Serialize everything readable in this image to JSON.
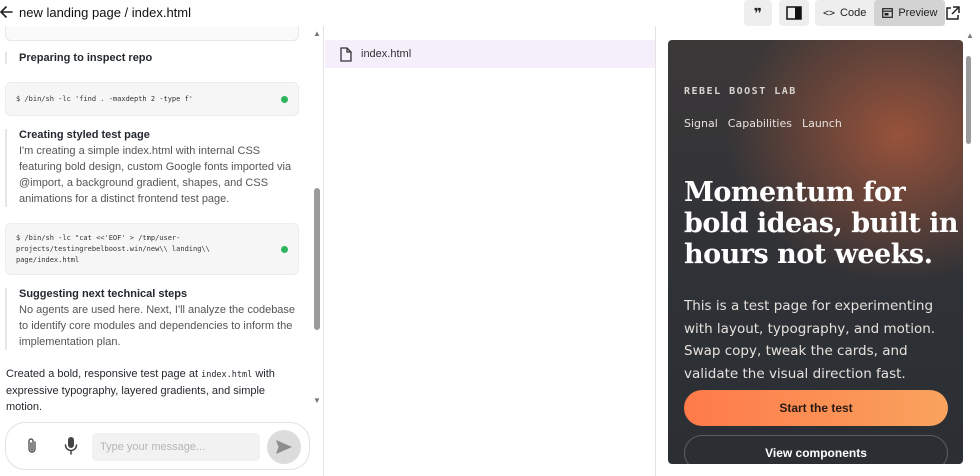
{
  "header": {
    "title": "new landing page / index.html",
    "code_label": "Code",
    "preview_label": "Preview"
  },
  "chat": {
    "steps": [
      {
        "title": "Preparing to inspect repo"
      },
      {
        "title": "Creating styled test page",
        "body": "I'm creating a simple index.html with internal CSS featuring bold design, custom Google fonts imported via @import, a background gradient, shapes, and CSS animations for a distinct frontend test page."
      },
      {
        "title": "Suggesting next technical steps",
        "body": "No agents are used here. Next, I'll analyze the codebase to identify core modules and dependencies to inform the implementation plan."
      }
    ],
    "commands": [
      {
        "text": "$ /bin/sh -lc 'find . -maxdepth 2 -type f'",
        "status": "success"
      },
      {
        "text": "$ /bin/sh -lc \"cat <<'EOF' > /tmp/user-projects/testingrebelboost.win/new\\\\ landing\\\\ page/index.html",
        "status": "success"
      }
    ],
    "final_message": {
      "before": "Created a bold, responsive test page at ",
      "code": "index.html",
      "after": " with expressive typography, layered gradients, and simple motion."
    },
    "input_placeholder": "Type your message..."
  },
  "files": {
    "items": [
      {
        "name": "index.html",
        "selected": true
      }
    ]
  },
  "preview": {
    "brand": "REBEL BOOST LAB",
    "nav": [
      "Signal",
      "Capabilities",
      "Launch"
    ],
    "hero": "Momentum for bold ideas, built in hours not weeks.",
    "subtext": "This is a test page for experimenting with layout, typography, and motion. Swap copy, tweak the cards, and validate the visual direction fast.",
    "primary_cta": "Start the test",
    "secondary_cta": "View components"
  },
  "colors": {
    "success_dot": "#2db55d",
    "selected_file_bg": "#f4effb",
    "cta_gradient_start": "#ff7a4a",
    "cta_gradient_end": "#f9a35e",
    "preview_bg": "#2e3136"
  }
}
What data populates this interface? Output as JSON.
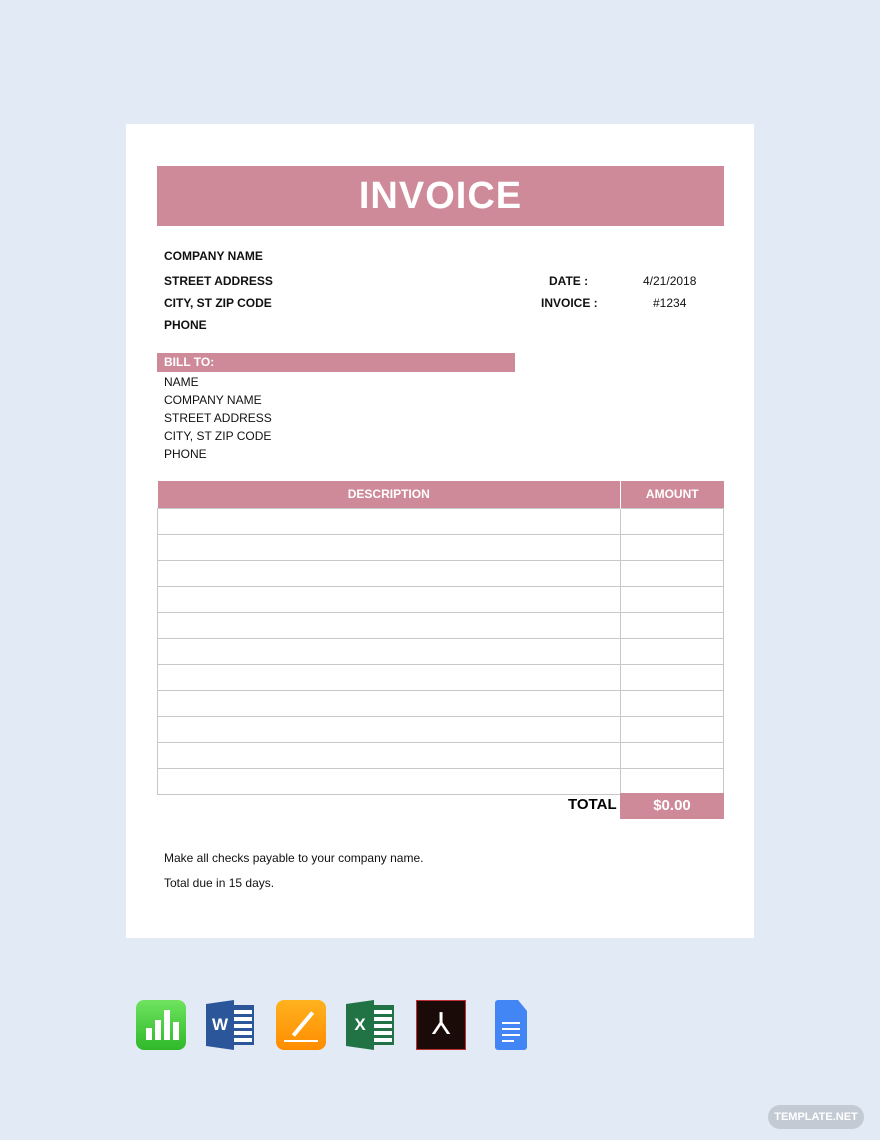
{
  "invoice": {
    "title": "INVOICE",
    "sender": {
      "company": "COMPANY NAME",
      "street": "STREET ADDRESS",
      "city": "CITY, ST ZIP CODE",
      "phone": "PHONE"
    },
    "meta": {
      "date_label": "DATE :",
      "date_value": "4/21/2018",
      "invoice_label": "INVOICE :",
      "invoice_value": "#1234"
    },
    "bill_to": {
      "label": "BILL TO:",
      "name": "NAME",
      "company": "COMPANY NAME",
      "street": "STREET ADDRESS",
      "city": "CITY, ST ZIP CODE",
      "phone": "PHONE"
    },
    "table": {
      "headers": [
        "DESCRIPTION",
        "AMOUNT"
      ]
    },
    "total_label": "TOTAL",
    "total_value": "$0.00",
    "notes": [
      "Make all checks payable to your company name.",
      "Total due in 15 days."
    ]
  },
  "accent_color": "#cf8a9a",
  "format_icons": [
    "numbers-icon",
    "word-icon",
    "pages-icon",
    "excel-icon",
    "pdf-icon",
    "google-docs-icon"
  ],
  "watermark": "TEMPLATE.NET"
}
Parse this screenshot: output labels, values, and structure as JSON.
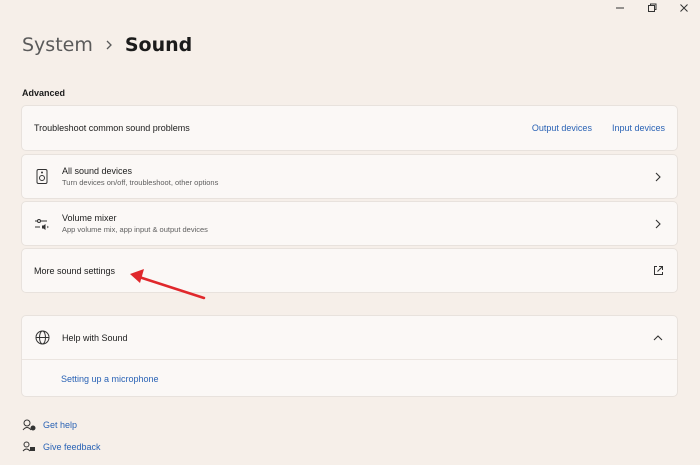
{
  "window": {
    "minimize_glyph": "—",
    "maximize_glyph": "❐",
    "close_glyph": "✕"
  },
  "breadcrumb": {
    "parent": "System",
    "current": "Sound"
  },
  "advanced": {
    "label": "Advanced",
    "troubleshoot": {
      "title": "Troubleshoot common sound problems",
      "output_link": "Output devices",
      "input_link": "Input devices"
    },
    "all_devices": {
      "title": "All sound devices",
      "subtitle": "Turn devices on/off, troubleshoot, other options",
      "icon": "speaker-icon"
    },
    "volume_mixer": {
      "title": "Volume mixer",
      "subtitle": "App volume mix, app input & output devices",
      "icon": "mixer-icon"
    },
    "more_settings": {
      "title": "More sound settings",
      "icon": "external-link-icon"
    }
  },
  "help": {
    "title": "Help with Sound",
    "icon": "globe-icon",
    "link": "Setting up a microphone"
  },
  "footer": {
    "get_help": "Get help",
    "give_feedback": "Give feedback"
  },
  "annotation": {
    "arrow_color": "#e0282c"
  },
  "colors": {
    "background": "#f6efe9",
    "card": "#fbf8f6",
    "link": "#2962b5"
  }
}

| Exercise details |
Extract each line holding the string "simple".

| Complete answer |
        "body": "I'm creating a simple index.html with internal CSS featuring bold design, custom Google fonts imported via @import, a background gradient, shapes, and CSS animations for a distinct frontend test page."
      "after": " with expressive typography, layered gradients, and simple motion."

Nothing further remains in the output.